- [What you will do] Give back the full listing verbatim, apart from its images.

- [Excerpted records]
┌────────

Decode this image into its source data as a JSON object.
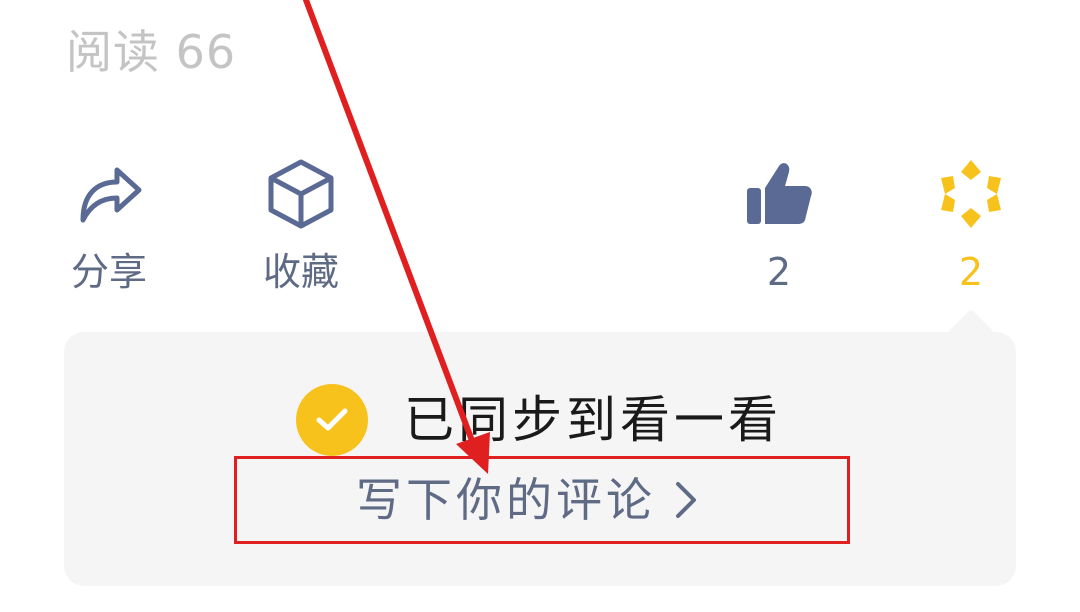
{
  "header": {
    "read_count": "阅读 66"
  },
  "actions": {
    "share": {
      "label": "分享",
      "icon": "share-arrow-icon"
    },
    "favorite": {
      "label": "收藏",
      "icon": "cube-icon"
    },
    "like": {
      "count": "2",
      "icon": "thumbs-up-icon"
    },
    "wow": {
      "count": "2",
      "icon": "star-flower-icon"
    }
  },
  "panel": {
    "synced_text": "已同步到看一看",
    "comment_link": "写下你的评论"
  },
  "colors": {
    "accent_yellow": "#f7c21c",
    "icon_blue": "#5a6a95",
    "annotation_red": "#e02020"
  }
}
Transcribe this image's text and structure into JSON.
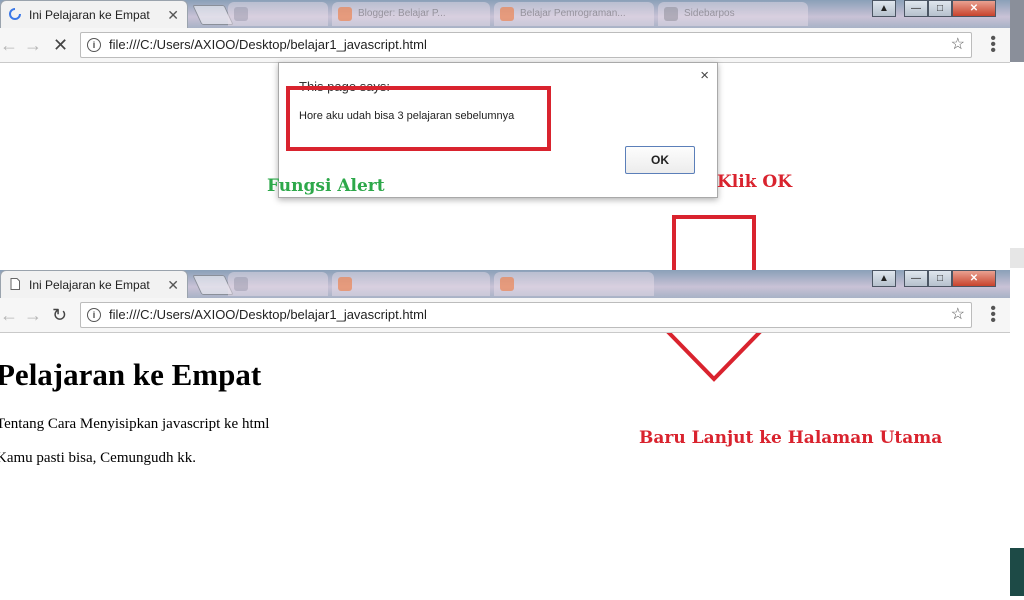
{
  "top_browser": {
    "tab_title": "Ini Pelajaran ke Empat",
    "background_tabs": [
      "",
      "Blogger: Belajar P...",
      "Belajar Pemrograman...",
      "Sidebarpos"
    ],
    "url": "file:///C:/Users/AXIOO/Desktop/belajar1_javascript.html"
  },
  "alert_dialog": {
    "title": "This page says:",
    "message": "Hore aku udah bisa 3 pelajaran sebelumnya",
    "ok_label": "OK",
    "close_glyph": "×"
  },
  "annotations": {
    "alert_label": "Fungsi Alert",
    "click_ok_label": "Klik OK",
    "continue_label": "Baru Lanjut ke Halaman Utama",
    "colors": {
      "green": "#2da84a",
      "red": "#d9232e"
    }
  },
  "bottom_browser": {
    "tab_title": "Ini Pelajaran ke Empat",
    "url": "file:///C:/Users/AXIOO/Desktop/belajar1_javascript.html"
  },
  "page_content": {
    "heading": "Pelajaran ke Empat",
    "paragraph_1": "Tentang Cara Menyisipkan javascript ke html",
    "paragraph_2": "Kamu pasti bisa, Cemungudh kk."
  },
  "icons": [
    "back-icon",
    "forward-icon",
    "stop-icon",
    "reload-icon",
    "info-icon",
    "star-icon",
    "menu-icon",
    "close-icon",
    "loading-icon",
    "page-icon"
  ]
}
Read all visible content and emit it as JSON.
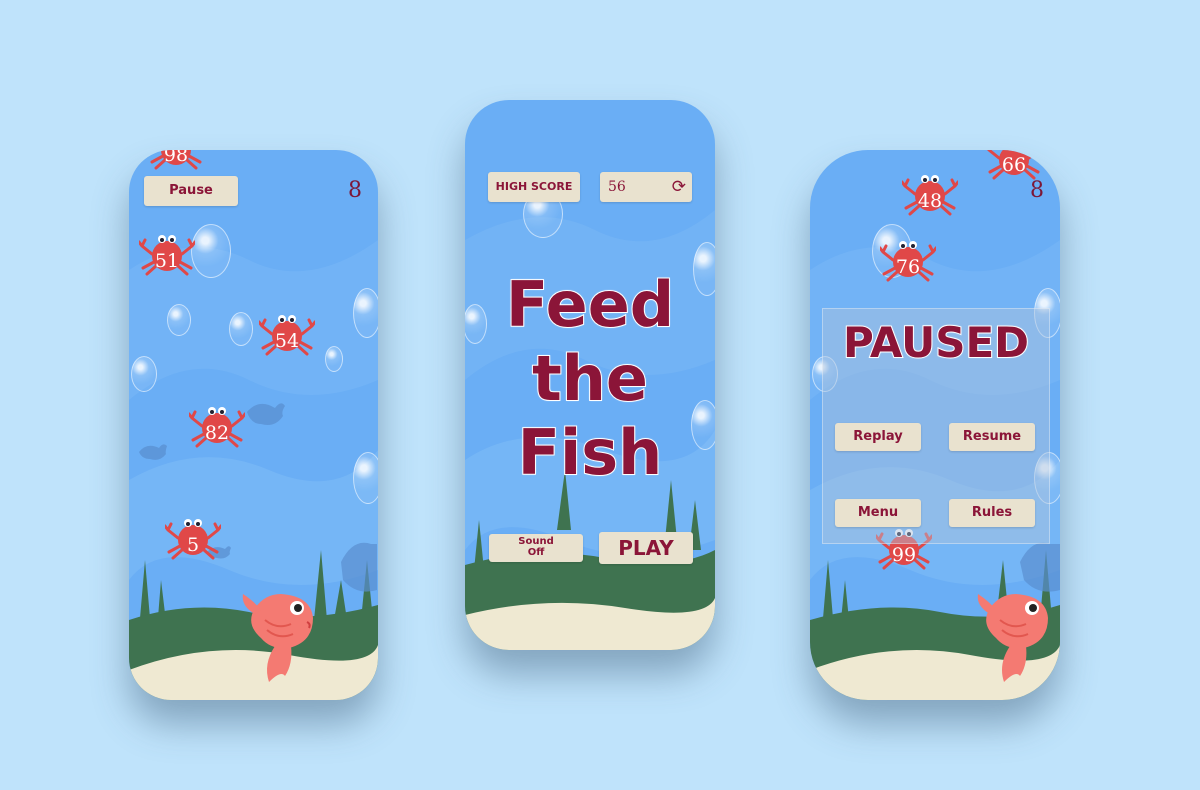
{
  "game_screen": {
    "pause_label": "Pause",
    "score": "8",
    "crab_numbers": [
      "98",
      "51",
      "54",
      "82",
      "5"
    ]
  },
  "menu_screen": {
    "high_score_label": "HIGH SCORE",
    "high_score_value": "56",
    "title_lines": [
      "Feed",
      "the",
      "Fish"
    ],
    "sound_label_line1": "Sound",
    "sound_label_line2": "Off",
    "play_label": "PLAY"
  },
  "paused_screen": {
    "score": "8",
    "crab_numbers": [
      "66",
      "48",
      "76",
      "99"
    ],
    "paused_title": "PAUSED",
    "replay_label": "Replay",
    "resume_label": "Resume",
    "menu_label": "Menu",
    "rules_label": "Rules"
  },
  "colors": {
    "background": "#bfe3fb",
    "water": "#6aaef5",
    "accent_text": "#8b1538",
    "button_bg": "#e9e2cf",
    "crab": "#e04848",
    "seaweed": "#3f7350",
    "sand": "#efe9d2",
    "fish": "#f47a72"
  },
  "icons": {
    "reset_high_score": "refresh-icon",
    "player": "goldfish-icon",
    "enemy": "crab-icon"
  }
}
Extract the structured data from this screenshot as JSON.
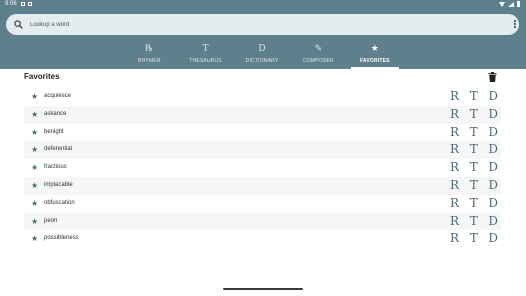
{
  "status_bar": {
    "time": "9:06"
  },
  "search": {
    "placeholder": "Lookup a word"
  },
  "tabs": [
    {
      "icon": "℞",
      "label": "RHYMER",
      "active": false
    },
    {
      "icon": "T",
      "label": "THESAURUS",
      "active": false
    },
    {
      "icon": "D",
      "label": "DICTIONARY",
      "active": false
    },
    {
      "icon": "✎",
      "label": "COMPOSER",
      "active": false
    },
    {
      "icon": "★",
      "label": "FAVORITES",
      "active": true
    }
  ],
  "favorites": {
    "title": "Favorites",
    "actions": [
      "R",
      "T",
      "D"
    ],
    "words": [
      "acquiesce",
      "askance",
      "benight",
      "deferential",
      "fractious",
      "implacable",
      "obfuscation",
      "peon",
      "possibleness"
    ]
  },
  "colors": {
    "header": "#5e7f8c",
    "accent": "#4a6a78"
  }
}
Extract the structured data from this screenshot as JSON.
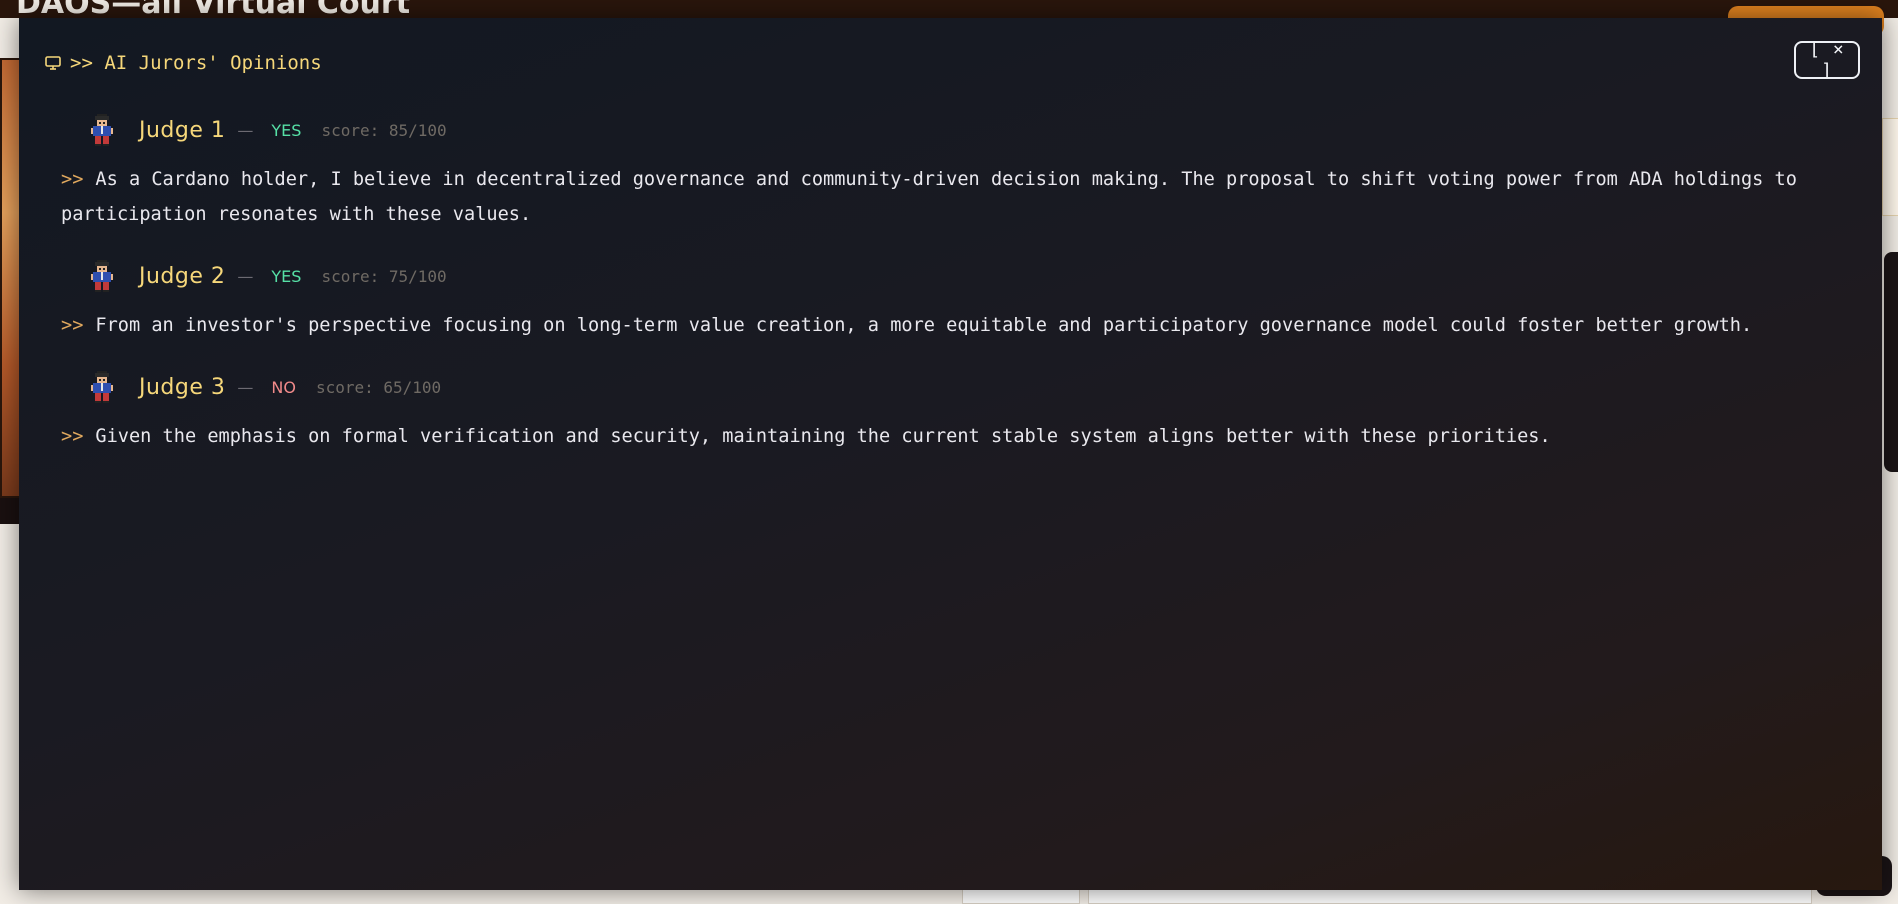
{
  "background": {
    "title": "DAOS—all Virtual Court"
  },
  "modal": {
    "icon": "monitor-icon",
    "title": ">> AI Jurors' Opinions",
    "close_label": "[ × ]"
  },
  "opinions": [
    {
      "judge": "Judge 1",
      "dash": "—",
      "vote": "YES",
      "score": "score: 85/100",
      "prompt": ">>",
      "text": "As a Cardano holder, I believe in decentralized governance and community-driven decision making. The proposal to shift voting power from ADA holdings to participation resonates with these values."
    },
    {
      "judge": "Judge 2",
      "dash": "—",
      "vote": "YES",
      "score": "score: 75/100",
      "prompt": ">>",
      "text": "From an investor's perspective focusing on long-term value creation, a more equitable and participatory governance model could foster better growth."
    },
    {
      "judge": "Judge 3",
      "dash": "—",
      "vote": "NO",
      "score": "score: 65/100",
      "prompt": ">>",
      "text": "Given the emphasis on formal verification and security, maintaining the current stable system aligns better with these priorities."
    }
  ],
  "colors": {
    "accent": "#f6d77a",
    "yes": "#56e0a6",
    "no": "#f08a8a",
    "prompt": "#e0a85e"
  }
}
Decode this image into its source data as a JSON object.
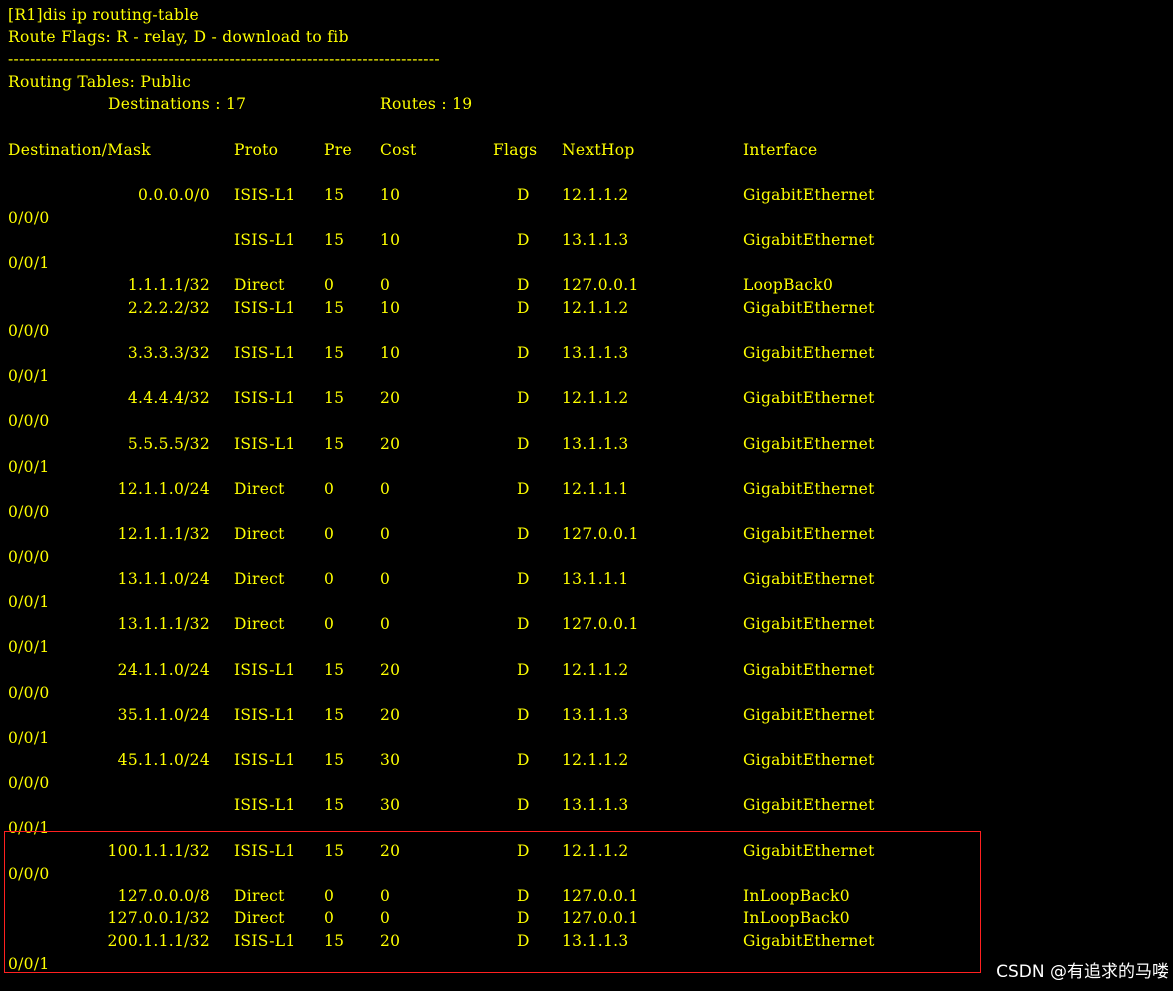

└────────

- [Task response]
Decode this image into its source data as a JSON object.
{
  "header": {
    "read_count": "阅读 66"
  },
  "actions": {
    "share": {
      "label": "分享",
      "icon": "share-arrow-icon"
    },
    "favorite": {
      "label": "收藏",
      "icon": "cube-icon"
    },
    "like": {
      "count": "2",
      "icon": "thumbs-up-icon"
    },
    "wow": {
      "count": "2",
      "icon": "star-flower-icon"
    }
  },
  "panel": {
    "synced_text": "已同步到看一看",
    "comment_link": "写下你的评论"
  },
  "colors": {
    "accent_yellow": "#f7c21c",
    "icon_blue": "#5a6a95",
    "annotation_red": "#e02020"
  }
}
Transcribe this image's text and structure into JSON.
{
  "top_browser": {
    "tab_title": "Ini Pelajaran ke Empat",
    "background_tabs": [
      "",
      "Blogger: Belajar P...",
      "Belajar Pemrograman...",
      "Sidebarpos"
    ],
    "url": "file:///C:/Users/AXIOO/Desktop/belajar1_javascript.html"
  },
  "alert_dialog": {
    "title": "This page says:",
    "message": "Hore aku udah bisa 3 pelajaran sebelumnya",
    "ok_label": "OK",
    "close_glyph": "×"
  },
  "annotations": {
    "alert_label": "Fungsi Alert",
    "click_ok_label": "Klik OK",
    "continue_label": "Baru Lanjut ke Halaman Utama",
    "colors": {
      "green": "#2da84a",
      "red": "#d9232e"
    }
  },
  "bottom_browser": {
    "tab_title": "Ini Pelajaran ke Empat",
    "url": "file:///C:/Users/AXIOO/Desktop/belajar1_javascript.html"
  },
  "page_content": {
    "heading": "Pelajaran ke Empat",
    "paragraph_1": "Tentang Cara Menyisipkan javascript ke html",
    "paragraph_2": "Kamu pasti bisa, Cemungudh kk."
  },
  "icons": [
    "back-icon",
    "forward-icon",
    "stop-icon",
    "reload-icon",
    "info-icon",
    "star-icon",
    "menu-icon",
    "close-icon",
    "loading-icon",
    "page-icon"
  ]
}
Read all visible content and emit it as JSON.
{
  "game_screen": {
    "pause_label": "Pause",
    "score": "8",
    "crab_numbers": [
      "98",
      "51",
      "54",
      "82",
      "5"
    ]
  },
  "menu_screen": {
    "high_score_label": "HIGH SCORE",
    "high_score_value": "56",
    "title_lines": [
      "Feed",
      "the",
      "Fish"
    ],
    "sound_label_line1": "Sound",
    "sound_label_line2": "Off",
    "play_label": "PLAY"
  },
  "paused_screen": {
    "score": "8",
    "crab_numbers": [
      "66",
      "48",
      "76",
      "99"
    ],
    "paused_title": "PAUSED",
    "replay_label": "Replay",
    "resume_label": "Resume",
    "menu_label": "Menu",
    "rules_label": "Rules"
  },
  "colors": {
    "background": "#bfe3fb",
    "water": "#6aaef5",
    "accent_text": "#8b1538",
    "button_bg": "#e9e2cf",
    "crab": "#e04848",
    "seaweed": "#3f7350",
    "sand": "#efe9d2",
    "fish": "#f47a72"
  },
  "icons": {
    "reset_high_score": "refresh-icon",
    "player": "goldfish-icon",
    "enemy": "crab-icon"
  }
}
Extract the structured data from this screenshot as JSON.
{
  "status_bar": {
    "time": "9:06"
  },
  "search": {
    "placeholder": "Lookup a word"
  },
  "tabs": [
    {
      "icon": "℞",
      "label": "RHYMER",
      "active": false
    },
    {
      "icon": "T",
      "label": "THESAURUS",
      "active": false
    },
    {
      "icon": "D",
      "label": "DICTIONARY",
      "active": false
    },
    {
      "icon": "✎",
      "label": "COMPOSER",
      "active": false
    },
    {
      "icon": "★",
      "label": "FAVORITES",
      "active": true
    }
  ],
  "favorites": {
    "title": "Favorites",
    "actions": [
      "R",
      "T",
      "D"
    ],
    "words": [
      "acquiesce",
      "askance",
      "benight",
      "deferential",
      "fractious",
      "implacable",
      "obfuscation",
      "peon",
      "possibleness"
    ]
  },
  "colors": {
    "header": "#5e7f8c",
    "accent": "#4a6a78"
  }
}
Extract the structured data from this screenshot as JSON.
{
  "background": {
    "title": "DAOS—all Virtual Court"
  },
  "modal": {
    "icon": "monitor-icon",
    "title": ">> AI Jurors' Opinions",
    "close_label": "[ × ]"
  },
  "opinions": [
    {
      "judge": "Judge 1",
      "dash": "—",
      "vote": "YES",
      "score": "score: 85/100",
      "prompt": ">>",
      "text": "As a Cardano holder, I believe in decentralized governance and community-driven decision making. The proposal to shift voting power from ADA holdings to participation resonates with these values."
    },
    {
      "judge": "Judge 2",
      "dash": "—",
      "vote": "YES",
      "score": "score: 75/100",
      "prompt": ">>",
      "text": "From an investor's perspective focusing on long-term value creation, a more equitable and participatory governance model could foster better growth."
    },
    {
      "judge": "Judge 3",
      "dash": "—",
      "vote": "NO",
      "score": "score: 65/100",
      "prompt": ">>",
      "text": "Given the emphasis on formal verification and security, maintaining the current stable system aligns better with these priorities."
    }
  ],
  "colors": {
    "accent": "#f6d77a",
    "yes": "#56e0a6",
    "no": "#f08a8a",
    "prompt": "#e0a85e"
  }
}
Decode this image into its source data as a JSON object.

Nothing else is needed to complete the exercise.